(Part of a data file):

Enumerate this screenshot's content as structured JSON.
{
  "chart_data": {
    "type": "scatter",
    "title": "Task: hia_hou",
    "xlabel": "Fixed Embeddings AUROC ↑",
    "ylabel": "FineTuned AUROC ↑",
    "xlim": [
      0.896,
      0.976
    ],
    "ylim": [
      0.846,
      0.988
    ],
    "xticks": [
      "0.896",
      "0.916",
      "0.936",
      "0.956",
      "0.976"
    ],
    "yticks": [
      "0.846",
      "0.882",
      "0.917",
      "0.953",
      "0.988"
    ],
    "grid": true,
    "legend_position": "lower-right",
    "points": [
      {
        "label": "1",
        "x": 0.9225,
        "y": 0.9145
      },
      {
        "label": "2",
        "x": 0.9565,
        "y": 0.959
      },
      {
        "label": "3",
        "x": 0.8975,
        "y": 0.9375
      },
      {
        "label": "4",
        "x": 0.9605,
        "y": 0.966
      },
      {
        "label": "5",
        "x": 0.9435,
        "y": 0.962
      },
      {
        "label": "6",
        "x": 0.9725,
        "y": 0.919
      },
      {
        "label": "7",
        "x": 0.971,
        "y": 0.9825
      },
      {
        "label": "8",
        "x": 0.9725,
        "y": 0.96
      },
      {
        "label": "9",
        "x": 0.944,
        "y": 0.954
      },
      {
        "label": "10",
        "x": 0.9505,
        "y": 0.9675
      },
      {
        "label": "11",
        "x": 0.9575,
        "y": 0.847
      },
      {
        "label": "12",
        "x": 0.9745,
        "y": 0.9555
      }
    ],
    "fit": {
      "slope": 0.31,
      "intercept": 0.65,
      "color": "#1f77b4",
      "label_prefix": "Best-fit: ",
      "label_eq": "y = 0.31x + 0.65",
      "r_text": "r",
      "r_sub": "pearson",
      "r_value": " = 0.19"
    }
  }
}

(GOAL): Identify and copy all lines with the word "AUROC".

(RESULT):
    "xlabel": "Fixed Embeddings AUROC ↑",
    "ylabel": "FineTuned AUROC ↑",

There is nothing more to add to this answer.